### SET PROBLEM 1
Write out the passage from the family courage text between "Once a Week: Family" and "everyone to enjoy.", inclusive.

Once a Day: Conversation Starters ~ Courage What is your greatest fear? How can you overcome it? Have you ever stuck up for a friend who needed support? What was the hardest thing you ever had to do? Name a person, living or dead, who has displayed great courage.
Once a Week: Family Fun Night ~ Uncle Sam Hats There is nothing more fun than a silly tradition the whole family can participate in. Here is one for the Fourth of July that encourages creativity and makes for wonderful annual family photos. It’s simple. Every family member must make his/her own Uncle Sam’s Hat and wear it for a group portrait. You can allow everyone the freedom to create anything they want (as long as it is red, white and blue) or you can choose themes for each year: paper hats, glitter hats, flag hats, moving hats, tall hats, symbolic hats, funny hats, etc.). If the Fourth of July involves several families getting together, each family can design their own “family hat” and make duplicates for the rest of their family members to wear. No matter what, make sure you capture this patriotic pastime on film for everyone to enjoy.
Once a Month: Fourth of July Tradition – Conquer with Courage Start a very valuable tradition that can make a big difference in your life and that of your loved ones. Dedicate this month to talking about courage and how our fears limit the quality of life we experience. Have everyone write down anything they can think of that they are afraid of or would like to do if they weren’t afraid. Older family members can help the younger ones. Cut and fold the Conquer with Courage Box from the Activities download and place your fears inside. Everyone picks out one fear to try to conquer for the month and shares it with the rest of the family. Be careful not to criticize or make fun of each other’s fears. Listen, validate, and be supportive. Help each family member think of ways to conquer their fear, instead of suggesting your own, and simply ask how you can be helpful. At the end of the month, the family should talk about how everyone has done and ceremoniously dispose of those little slips of papers.
Once a Year: Leaving a Courage Legacy with Your Family Story Use this booklet to record a personal story or life lesson that relates to courage. Share it with your family and talk about what that experience was like. Acknowledge acts of courage you see in your home during the month by recording them in your booklet. You will be surprised at how much the recognition means to family members of all ages.

### RECORDED INFORMATION
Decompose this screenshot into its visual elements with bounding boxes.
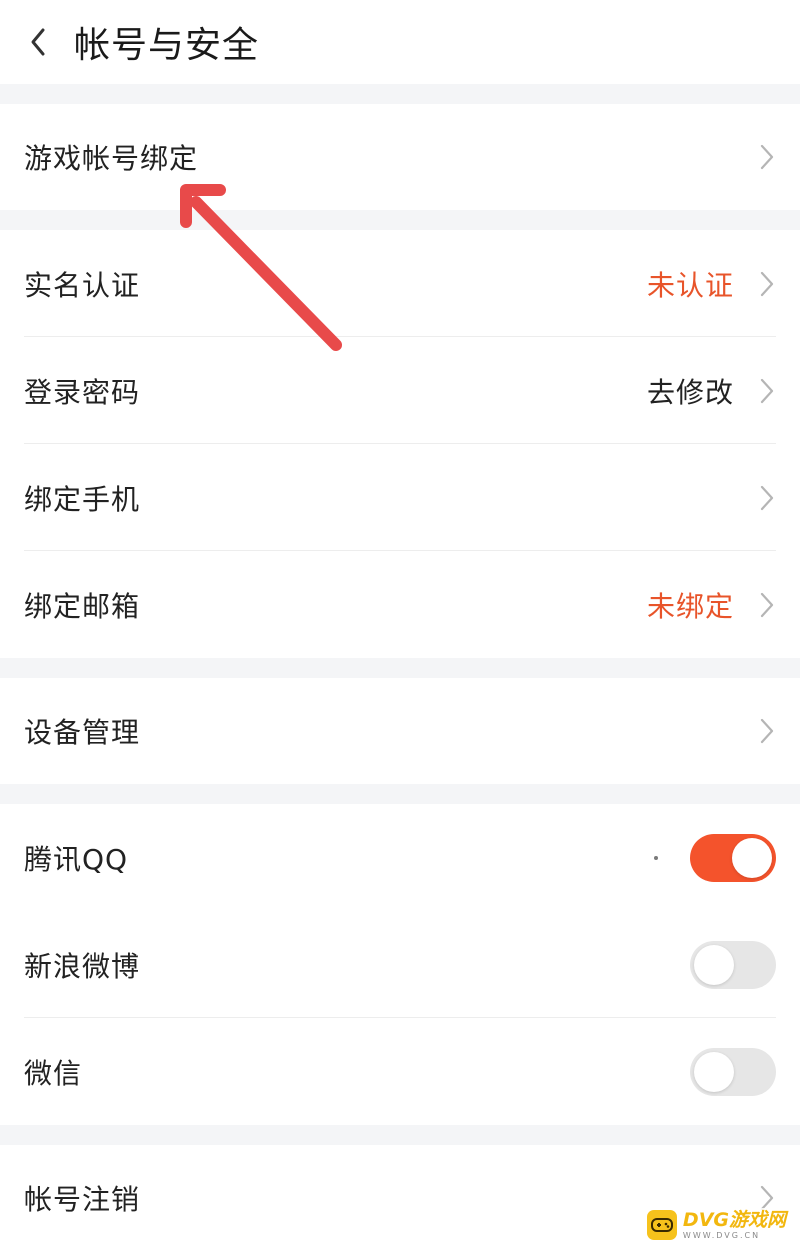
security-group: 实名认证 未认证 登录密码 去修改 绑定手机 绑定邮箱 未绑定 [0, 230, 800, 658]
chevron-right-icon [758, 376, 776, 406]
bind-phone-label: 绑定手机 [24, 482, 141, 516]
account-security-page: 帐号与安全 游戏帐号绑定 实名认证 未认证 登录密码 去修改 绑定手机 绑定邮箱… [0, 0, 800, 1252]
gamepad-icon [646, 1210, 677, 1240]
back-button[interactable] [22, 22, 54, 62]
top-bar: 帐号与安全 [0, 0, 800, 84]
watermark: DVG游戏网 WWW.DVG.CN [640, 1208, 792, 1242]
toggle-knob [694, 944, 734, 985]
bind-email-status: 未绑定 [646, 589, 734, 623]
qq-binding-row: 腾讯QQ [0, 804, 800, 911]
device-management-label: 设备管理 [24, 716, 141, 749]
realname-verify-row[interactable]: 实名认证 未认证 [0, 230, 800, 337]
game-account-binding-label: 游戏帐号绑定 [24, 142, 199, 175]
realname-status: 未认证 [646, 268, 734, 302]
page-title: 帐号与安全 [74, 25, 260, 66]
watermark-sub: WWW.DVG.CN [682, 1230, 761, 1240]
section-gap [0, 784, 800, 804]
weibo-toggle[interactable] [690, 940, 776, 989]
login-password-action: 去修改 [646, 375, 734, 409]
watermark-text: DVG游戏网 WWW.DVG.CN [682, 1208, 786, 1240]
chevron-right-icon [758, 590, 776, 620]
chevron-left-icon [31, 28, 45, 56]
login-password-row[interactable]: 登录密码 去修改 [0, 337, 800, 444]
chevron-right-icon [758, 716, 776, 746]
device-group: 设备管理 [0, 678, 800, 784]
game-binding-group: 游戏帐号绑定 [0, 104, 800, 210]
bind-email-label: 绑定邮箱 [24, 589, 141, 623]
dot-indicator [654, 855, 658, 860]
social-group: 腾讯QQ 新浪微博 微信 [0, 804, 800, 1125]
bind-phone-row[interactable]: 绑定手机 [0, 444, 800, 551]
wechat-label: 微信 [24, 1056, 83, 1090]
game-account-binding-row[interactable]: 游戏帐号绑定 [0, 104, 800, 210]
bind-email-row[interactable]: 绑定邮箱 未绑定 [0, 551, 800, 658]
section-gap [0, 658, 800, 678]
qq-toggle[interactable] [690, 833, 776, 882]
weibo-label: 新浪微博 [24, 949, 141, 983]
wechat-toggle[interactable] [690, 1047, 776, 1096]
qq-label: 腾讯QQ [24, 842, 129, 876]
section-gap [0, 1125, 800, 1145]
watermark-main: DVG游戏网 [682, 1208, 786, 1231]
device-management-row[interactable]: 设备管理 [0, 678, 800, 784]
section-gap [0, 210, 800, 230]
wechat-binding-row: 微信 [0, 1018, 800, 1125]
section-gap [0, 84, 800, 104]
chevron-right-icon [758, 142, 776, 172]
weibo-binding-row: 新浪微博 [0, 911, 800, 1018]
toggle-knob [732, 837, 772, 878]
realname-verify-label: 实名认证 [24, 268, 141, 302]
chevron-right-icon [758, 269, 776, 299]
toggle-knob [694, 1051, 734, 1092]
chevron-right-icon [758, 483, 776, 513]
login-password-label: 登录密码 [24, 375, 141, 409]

==

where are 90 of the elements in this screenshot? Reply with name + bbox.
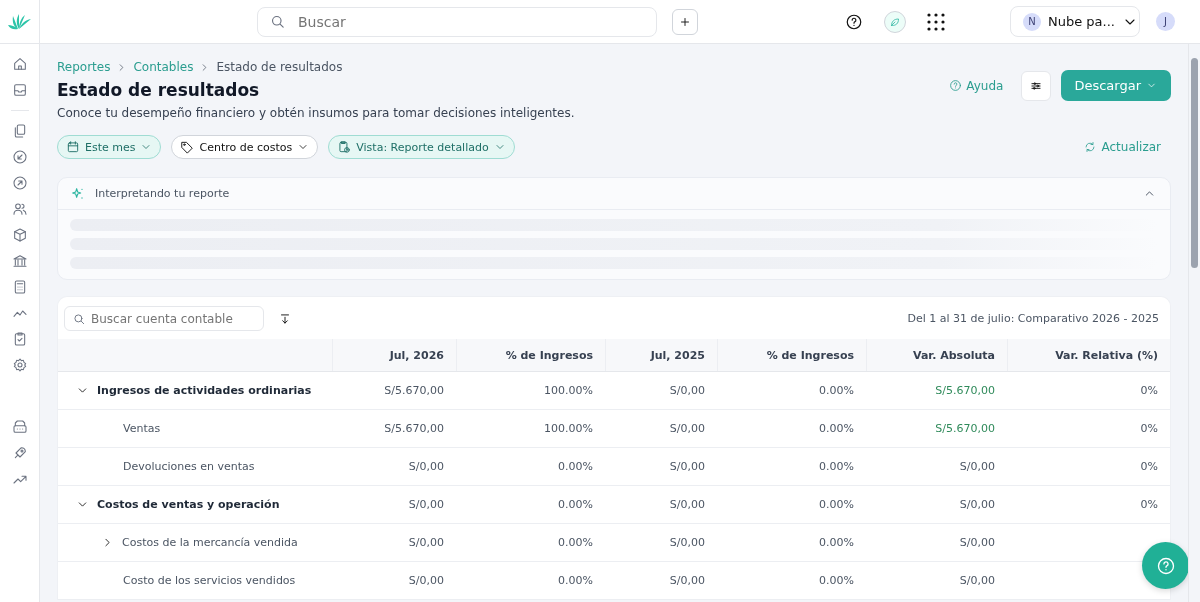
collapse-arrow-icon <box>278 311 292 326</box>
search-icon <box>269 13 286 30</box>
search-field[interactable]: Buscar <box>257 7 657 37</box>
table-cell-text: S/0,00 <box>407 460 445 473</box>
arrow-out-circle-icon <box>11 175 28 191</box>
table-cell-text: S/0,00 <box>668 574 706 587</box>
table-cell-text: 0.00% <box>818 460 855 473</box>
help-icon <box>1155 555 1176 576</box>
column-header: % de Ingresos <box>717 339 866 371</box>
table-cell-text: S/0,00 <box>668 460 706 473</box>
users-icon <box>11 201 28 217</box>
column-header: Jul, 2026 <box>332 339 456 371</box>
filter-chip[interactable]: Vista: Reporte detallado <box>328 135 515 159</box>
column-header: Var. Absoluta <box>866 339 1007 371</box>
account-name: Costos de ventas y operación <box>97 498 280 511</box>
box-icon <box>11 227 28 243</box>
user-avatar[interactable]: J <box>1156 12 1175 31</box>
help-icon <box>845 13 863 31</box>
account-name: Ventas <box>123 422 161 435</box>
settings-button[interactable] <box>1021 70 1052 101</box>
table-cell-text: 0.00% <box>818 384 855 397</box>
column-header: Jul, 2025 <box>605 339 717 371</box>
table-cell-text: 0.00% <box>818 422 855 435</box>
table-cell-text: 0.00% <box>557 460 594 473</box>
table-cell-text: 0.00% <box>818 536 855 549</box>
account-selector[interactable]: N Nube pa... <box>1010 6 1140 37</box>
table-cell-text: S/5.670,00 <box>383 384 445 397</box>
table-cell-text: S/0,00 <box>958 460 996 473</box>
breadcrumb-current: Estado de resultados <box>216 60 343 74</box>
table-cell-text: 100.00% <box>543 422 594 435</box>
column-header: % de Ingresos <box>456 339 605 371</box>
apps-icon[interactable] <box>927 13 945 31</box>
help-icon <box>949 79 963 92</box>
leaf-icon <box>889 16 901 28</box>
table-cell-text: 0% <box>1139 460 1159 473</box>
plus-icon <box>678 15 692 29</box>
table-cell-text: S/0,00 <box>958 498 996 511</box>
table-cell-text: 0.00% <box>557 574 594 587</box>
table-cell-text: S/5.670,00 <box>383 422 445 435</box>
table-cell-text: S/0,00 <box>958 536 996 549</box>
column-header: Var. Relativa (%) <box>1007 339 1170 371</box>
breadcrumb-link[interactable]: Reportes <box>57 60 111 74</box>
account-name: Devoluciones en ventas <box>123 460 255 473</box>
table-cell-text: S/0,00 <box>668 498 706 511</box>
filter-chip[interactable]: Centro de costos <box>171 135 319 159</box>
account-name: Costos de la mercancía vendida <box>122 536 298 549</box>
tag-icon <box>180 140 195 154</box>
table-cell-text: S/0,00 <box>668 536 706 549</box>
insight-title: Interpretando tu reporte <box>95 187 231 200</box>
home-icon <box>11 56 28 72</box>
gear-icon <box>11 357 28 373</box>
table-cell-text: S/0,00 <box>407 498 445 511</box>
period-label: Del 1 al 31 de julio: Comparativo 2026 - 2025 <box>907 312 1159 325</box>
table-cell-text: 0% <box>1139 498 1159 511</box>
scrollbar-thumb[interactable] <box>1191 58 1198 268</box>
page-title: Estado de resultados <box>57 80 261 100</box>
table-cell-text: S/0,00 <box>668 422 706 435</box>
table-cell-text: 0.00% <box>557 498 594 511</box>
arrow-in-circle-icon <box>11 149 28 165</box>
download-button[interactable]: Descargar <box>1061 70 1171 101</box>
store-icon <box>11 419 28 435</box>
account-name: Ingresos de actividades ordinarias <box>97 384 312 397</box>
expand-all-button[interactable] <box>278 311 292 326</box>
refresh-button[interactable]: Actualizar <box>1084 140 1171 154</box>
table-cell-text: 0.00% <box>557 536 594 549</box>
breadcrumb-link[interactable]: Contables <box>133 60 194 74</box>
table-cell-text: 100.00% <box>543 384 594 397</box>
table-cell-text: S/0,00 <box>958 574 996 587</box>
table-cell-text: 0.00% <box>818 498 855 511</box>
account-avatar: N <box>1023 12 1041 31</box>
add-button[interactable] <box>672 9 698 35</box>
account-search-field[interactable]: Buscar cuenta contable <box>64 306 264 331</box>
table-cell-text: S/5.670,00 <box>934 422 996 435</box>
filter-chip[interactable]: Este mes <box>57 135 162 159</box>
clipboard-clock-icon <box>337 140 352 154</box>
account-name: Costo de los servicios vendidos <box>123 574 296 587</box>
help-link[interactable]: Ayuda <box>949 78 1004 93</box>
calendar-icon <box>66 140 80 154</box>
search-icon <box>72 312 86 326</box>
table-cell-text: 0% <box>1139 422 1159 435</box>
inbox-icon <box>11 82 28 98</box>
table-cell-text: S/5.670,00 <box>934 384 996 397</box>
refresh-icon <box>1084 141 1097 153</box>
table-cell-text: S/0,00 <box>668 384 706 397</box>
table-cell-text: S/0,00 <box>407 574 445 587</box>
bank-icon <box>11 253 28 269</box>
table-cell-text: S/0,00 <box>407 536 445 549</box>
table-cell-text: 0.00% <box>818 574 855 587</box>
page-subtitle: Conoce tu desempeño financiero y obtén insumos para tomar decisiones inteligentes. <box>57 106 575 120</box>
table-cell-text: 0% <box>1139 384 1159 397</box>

### SET PROBLEM 2
Edit the record lines between the lines holding "collapse-arrow-icon <box>278 311" and "help-icon <box>1155 555 1176 576</box>", inclusive, so that "search-field" becomes "search-box" and nothing else changes. Return only those lines.

### COMPLETE ANSWER 1
Once a Week: Family Fun Night ~ Uncle Sam Hats There is nothing more fun than a silly tradition the whole family can participate in. Here is one for the Fourth of July that encourages creativity and makes for wonderful annual family photos. It’s simple. Every family member must make his/her own Uncle Sam’s Hat and wear it for a group portrait. You can allow everyone the freedom to create anything they want (as long as it is red, white and blue) or you can choose themes for each year: paper hats, glitter hats, flag hats, moving hats, tall hats, symbolic hats, funny hats, etc.). If the Fourth of July involves several families getting together, each family can design their own “family hat” and make duplicates for the rest of their family members to wear. No matter what, make sure you capture this patriotic pastime on film for everyone to enjoy.

### COMPLETE ANSWER 2
collapse-arrow-icon <box>278 311 292 326</box>
search-icon <box>269 13 286 30</box>
search-box[interactable]: Buscar <box>257 7 657 37</box>
table-cell-text: S/0,00 <box>407 460 445 473</box>
arrow-out-circle-icon <box>11 175 28 191</box>
table-cell-text: S/0,00 <box>668 574 706 587</box>
table-cell-text: 0.00% <box>818 460 855 473</box>
help-icon <box>1155 555 1176 576</box>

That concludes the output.